* _INSTRUCTION_: Copy out all of the data exactly as it appears.
— Begin DATA PROVIDED —
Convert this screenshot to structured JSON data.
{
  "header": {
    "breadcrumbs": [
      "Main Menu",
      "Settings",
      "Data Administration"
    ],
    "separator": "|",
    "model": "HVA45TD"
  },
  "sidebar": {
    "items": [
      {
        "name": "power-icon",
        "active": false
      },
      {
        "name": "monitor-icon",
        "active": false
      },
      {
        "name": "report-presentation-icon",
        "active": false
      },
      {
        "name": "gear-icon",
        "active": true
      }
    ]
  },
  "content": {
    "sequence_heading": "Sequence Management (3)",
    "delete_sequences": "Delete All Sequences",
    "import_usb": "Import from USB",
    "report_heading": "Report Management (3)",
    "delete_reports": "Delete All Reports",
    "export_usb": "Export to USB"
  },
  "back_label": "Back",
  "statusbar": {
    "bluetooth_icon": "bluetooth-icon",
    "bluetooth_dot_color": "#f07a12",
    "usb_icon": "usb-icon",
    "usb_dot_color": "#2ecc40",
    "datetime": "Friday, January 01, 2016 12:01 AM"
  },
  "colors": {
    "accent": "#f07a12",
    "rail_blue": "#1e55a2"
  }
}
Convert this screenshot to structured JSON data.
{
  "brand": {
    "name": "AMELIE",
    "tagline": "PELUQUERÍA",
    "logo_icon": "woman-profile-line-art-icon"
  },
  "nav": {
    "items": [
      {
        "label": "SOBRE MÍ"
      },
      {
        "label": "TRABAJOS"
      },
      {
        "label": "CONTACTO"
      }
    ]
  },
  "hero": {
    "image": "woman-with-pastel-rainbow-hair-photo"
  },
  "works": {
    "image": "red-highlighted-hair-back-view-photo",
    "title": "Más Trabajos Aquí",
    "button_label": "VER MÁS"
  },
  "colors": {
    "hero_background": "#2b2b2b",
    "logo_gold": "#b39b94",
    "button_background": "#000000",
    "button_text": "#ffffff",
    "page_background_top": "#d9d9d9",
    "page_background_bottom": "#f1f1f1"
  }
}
— End DATA PROVIDED —
* _SOLUTION_:
Convert this screenshot to structured JSON data.
{
  "header": {
    "breadcrumbs": [
      "Main Menu",
      "Settings",
      "Data Administration"
    ],
    "separator": "|",
    "model": "HVA45TD"
  },
  "sidebar": {
    "items": [
      {
        "name": "power-icon",
        "active": false
      },
      {
        "name": "monitor-icon",
        "active": false
      },
      {
        "name": "report-presentation-icon",
        "active": false
      },
      {
        "name": "gear-icon",
        "active": true
      }
    ]
  },
  "content": {
    "sequence_heading": "Sequence Management (3)",
    "delete_sequences": "Delete All Sequences",
    "import_usb": "Import from USB",
    "report_heading": "Report Management (3)",
    "delete_reports": "Delete All Reports",
    "export_usb": "Export to USB"
  },
  "back_label": "Back",
  "statusbar": {
    "bluetooth_icon": "bluetooth-icon",
    "bluetooth_dot_color": "#f07a12",
    "usb_icon": "usb-icon",
    "usb_dot_color": "#2ecc40",
    "datetime": "Friday, January 01, 2016 12:01 AM"
  },
  "colors": {
    "accent": "#f07a12",
    "rail_blue": "#1e55a2"
  }
}
Convert this screenshot to structured JSON data.
{
  "brand": {
    "name": "AMELIE",
    "tagline": "PELUQUERÍA",
    "logo_icon": "woman-profile-line-art-icon"
  },
  "nav": {
    "items": [
      {
        "label": "SOBRE MÍ"
      },
      {
        "label": "TRABAJOS"
      },
      {
        "label": "CONTACTO"
      }
    ]
  },
  "hero": {
    "image": "woman-with-pastel-rainbow-hair-photo"
  },
  "works": {
    "image": "red-highlighted-hair-back-view-photo",
    "title": "Más Trabajos Aquí",
    "button_label": "VER MÁS"
  },
  "colors": {
    "hero_background": "#2b2b2b",
    "logo_gold": "#b39b94",
    "button_background": "#000000",
    "button_text": "#ffffff",
    "page_background_top": "#d9d9d9",
    "page_background_bottom": "#f1f1f1"
  }
}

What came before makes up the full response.